# GIVEN TASK:
Transcribe the entries exactly; images are not part of the copy.

# SUPPLIED DATA:
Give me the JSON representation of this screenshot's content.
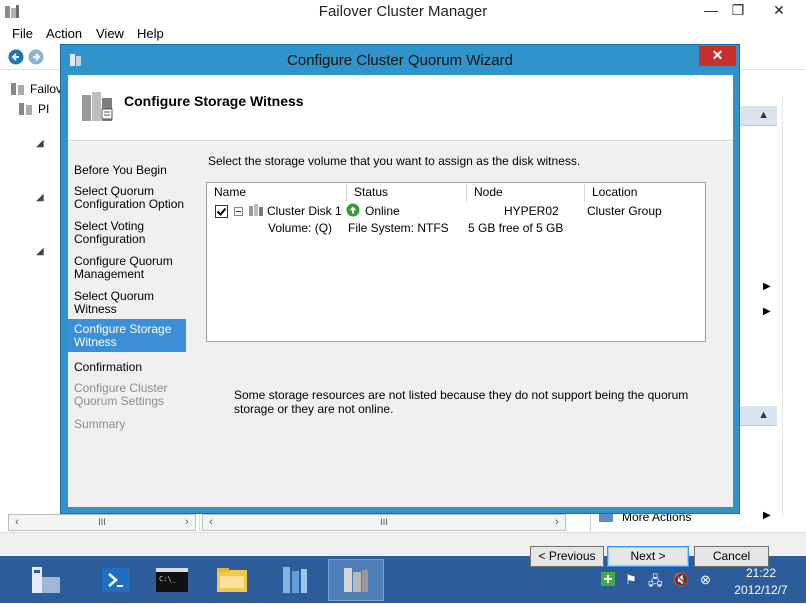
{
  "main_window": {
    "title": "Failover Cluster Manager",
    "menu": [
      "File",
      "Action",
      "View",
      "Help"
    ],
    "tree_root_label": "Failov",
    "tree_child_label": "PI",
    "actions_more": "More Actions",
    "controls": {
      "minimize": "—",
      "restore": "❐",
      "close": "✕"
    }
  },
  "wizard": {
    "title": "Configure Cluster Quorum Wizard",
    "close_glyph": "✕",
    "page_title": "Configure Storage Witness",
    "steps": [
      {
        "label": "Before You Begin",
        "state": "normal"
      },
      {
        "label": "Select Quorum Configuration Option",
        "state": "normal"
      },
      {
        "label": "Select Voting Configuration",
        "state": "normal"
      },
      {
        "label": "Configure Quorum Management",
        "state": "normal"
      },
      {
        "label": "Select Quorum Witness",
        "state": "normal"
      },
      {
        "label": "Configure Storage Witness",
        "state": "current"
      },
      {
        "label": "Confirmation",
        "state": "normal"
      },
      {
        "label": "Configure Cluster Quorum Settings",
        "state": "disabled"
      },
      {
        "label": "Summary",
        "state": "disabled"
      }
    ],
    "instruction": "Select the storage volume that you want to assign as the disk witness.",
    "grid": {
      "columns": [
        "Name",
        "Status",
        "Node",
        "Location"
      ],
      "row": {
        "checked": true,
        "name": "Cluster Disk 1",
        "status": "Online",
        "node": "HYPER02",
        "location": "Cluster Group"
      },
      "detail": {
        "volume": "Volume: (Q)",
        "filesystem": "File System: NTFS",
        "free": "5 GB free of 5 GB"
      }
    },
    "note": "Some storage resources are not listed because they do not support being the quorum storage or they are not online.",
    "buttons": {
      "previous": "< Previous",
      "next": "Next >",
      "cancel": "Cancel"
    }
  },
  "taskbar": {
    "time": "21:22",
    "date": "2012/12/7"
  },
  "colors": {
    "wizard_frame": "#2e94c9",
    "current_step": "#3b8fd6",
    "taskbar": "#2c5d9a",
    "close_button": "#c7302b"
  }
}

# THE RESULT:
Give me the JSON representation of this screenshot's content.
{
  "main_window": {
    "title": "Failover Cluster Manager",
    "menu": [
      "File",
      "Action",
      "View",
      "Help"
    ],
    "tree_root_label": "Failov",
    "tree_child_label": "PI",
    "actions_more": "More Actions",
    "controls": {
      "minimize": "—",
      "restore": "❐",
      "close": "✕"
    }
  },
  "wizard": {
    "title": "Configure Cluster Quorum Wizard",
    "close_glyph": "✕",
    "page_title": "Configure Storage Witness",
    "steps": [
      {
        "label": "Before You Begin",
        "state": "normal"
      },
      {
        "label": "Select Quorum Configuration Option",
        "state": "normal"
      },
      {
        "label": "Select Voting Configuration",
        "state": "normal"
      },
      {
        "label": "Configure Quorum Management",
        "state": "normal"
      },
      {
        "label": "Select Quorum Witness",
        "state": "normal"
      },
      {
        "label": "Configure Storage Witness",
        "state": "current"
      },
      {
        "label": "Confirmation",
        "state": "normal"
      },
      {
        "label": "Configure Cluster Quorum Settings",
        "state": "disabled"
      },
      {
        "label": "Summary",
        "state": "disabled"
      }
    ],
    "instruction": "Select the storage volume that you want to assign as the disk witness.",
    "grid": {
      "columns": [
        "Name",
        "Status",
        "Node",
        "Location"
      ],
      "row": {
        "checked": true,
        "name": "Cluster Disk 1",
        "status": "Online",
        "node": "HYPER02",
        "location": "Cluster Group"
      },
      "detail": {
        "volume": "Volume: (Q)",
        "filesystem": "File System: NTFS",
        "free": "5 GB free of 5 GB"
      }
    },
    "note": "Some storage resources are not listed because they do not support being the quorum storage or they are not online.",
    "buttons": {
      "previous": "< Previous",
      "next": "Next >",
      "cancel": "Cancel"
    }
  },
  "taskbar": {
    "time": "21:22",
    "date": "2012/12/7"
  },
  "colors": {
    "wizard_frame": "#2e94c9",
    "current_step": "#3b8fd6",
    "taskbar": "#2c5d9a",
    "close_button": "#c7302b"
  }
}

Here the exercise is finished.